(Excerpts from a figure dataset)
****************

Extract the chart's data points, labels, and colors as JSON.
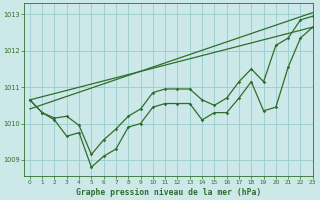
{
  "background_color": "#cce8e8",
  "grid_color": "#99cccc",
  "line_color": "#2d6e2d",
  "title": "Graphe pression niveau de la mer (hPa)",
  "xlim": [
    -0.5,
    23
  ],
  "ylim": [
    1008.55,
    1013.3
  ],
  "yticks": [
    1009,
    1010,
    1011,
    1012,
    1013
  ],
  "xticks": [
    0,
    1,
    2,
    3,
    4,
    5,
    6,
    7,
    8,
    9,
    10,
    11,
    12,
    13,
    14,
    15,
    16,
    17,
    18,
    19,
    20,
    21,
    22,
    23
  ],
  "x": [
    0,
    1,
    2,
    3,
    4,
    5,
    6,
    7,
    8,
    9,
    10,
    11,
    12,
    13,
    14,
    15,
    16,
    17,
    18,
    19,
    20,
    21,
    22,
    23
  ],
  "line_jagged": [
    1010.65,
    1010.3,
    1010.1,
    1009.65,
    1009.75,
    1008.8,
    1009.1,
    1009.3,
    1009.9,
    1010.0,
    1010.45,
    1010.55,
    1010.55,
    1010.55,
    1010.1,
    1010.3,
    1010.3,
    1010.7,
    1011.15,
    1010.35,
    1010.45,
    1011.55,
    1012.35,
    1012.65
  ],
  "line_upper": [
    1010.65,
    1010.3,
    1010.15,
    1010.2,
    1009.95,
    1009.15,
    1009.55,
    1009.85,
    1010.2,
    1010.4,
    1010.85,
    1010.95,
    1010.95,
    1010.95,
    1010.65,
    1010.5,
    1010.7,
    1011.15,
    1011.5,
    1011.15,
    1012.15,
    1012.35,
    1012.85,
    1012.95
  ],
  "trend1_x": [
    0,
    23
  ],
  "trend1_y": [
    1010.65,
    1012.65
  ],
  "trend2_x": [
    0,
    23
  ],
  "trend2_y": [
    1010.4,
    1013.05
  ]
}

****************

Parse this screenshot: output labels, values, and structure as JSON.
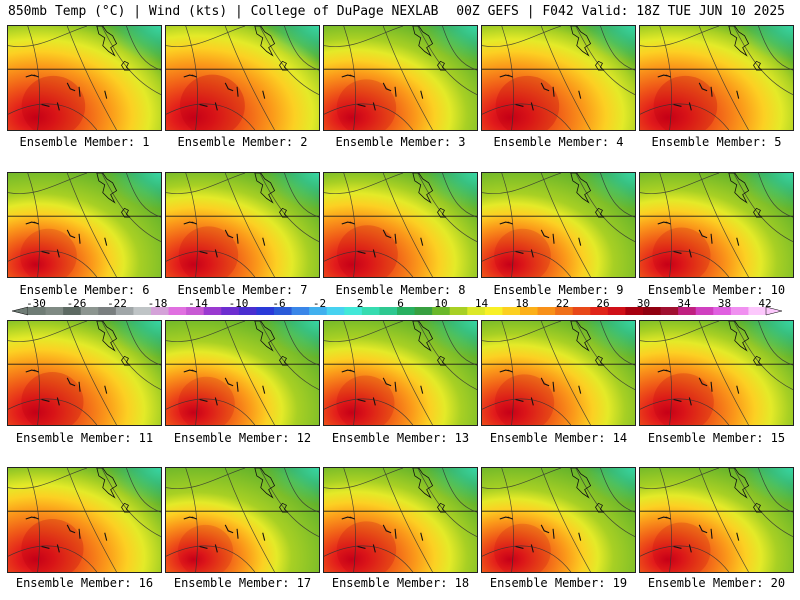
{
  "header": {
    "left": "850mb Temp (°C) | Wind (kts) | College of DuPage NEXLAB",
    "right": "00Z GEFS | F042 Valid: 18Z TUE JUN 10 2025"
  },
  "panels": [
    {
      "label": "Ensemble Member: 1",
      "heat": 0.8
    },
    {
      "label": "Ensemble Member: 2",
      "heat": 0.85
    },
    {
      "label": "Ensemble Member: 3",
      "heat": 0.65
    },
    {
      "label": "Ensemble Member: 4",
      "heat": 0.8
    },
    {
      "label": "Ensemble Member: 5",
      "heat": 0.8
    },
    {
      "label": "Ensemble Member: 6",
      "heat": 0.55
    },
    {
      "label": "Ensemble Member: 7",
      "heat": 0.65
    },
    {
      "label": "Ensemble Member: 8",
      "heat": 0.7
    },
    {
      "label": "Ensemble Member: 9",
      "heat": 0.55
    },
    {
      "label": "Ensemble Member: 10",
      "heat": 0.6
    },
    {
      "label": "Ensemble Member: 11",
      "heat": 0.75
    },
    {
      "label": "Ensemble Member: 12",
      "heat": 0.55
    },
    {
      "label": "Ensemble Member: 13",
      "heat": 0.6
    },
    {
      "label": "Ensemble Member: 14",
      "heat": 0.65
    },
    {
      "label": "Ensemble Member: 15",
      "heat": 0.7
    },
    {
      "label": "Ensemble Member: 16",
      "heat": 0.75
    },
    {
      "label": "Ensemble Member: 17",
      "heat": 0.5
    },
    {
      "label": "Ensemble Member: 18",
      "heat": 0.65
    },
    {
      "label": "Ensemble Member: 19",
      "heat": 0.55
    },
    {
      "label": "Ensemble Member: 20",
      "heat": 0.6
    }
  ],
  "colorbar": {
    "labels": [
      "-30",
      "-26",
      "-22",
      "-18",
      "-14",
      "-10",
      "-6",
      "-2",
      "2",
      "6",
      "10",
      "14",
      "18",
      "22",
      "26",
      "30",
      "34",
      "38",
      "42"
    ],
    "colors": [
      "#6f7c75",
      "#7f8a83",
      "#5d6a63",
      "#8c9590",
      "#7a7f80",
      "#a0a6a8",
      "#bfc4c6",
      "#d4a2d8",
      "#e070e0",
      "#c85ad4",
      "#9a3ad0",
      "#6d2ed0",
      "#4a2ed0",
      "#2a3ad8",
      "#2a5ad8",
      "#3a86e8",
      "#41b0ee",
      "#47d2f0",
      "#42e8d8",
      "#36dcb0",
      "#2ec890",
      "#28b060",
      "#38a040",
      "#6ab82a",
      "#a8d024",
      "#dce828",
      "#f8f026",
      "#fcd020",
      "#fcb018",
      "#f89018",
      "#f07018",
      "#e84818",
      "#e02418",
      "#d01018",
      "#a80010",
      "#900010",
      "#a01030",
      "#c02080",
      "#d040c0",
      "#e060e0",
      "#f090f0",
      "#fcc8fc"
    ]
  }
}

****************

INSTRUCTIONS FOR THE TASK
Identify every line holding the word "JSON" and copy it out.

SOLUTION BELOW
Extract the chart's data points, labels, and colors as JSON.
Parse this screenshot: output labels, values, and structure as JSON.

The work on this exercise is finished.